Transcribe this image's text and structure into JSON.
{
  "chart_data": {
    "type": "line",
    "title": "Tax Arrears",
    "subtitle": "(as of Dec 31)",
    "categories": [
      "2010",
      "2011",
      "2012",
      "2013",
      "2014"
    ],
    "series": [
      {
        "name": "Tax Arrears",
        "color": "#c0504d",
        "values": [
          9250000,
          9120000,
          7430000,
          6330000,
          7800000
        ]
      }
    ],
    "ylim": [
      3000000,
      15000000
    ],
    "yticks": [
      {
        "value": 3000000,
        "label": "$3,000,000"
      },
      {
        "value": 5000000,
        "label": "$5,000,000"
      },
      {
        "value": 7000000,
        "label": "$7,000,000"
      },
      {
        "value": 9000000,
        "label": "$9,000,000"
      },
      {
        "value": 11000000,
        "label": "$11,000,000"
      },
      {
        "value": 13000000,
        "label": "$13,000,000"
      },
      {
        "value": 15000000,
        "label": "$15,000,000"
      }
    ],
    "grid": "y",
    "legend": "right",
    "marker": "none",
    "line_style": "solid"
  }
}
■ ■ ■ ■
▶ **The exercise**: Copy all the entries verbatim.

▶ **Result for this task**:
Transcribe this image's text and structure into JSON.
{
  "chart_data": {
    "type": "line",
    "title": "Tax Arrears",
    "subtitle": "(as of Dec 31)",
    "categories": [
      "2010",
      "2011",
      "2012",
      "2013",
      "2014"
    ],
    "series": [
      {
        "name": "Tax Arrears",
        "color": "#c0504d",
        "values": [
          9250000,
          9120000,
          7430000,
          6330000,
          7800000
        ]
      }
    ],
    "ylim": [
      3000000,
      15000000
    ],
    "yticks": [
      {
        "value": 3000000,
        "label": "$3,000,000"
      },
      {
        "value": 5000000,
        "label": "$5,000,000"
      },
      {
        "value": 7000000,
        "label": "$7,000,000"
      },
      {
        "value": 9000000,
        "label": "$9,000,000"
      },
      {
        "value": 11000000,
        "label": "$11,000,000"
      },
      {
        "value": 13000000,
        "label": "$13,000,000"
      },
      {
        "value": 15000000,
        "label": "$15,000,000"
      }
    ],
    "grid": "y",
    "legend": "right",
    "marker": "none",
    "line_style": "solid"
  }
}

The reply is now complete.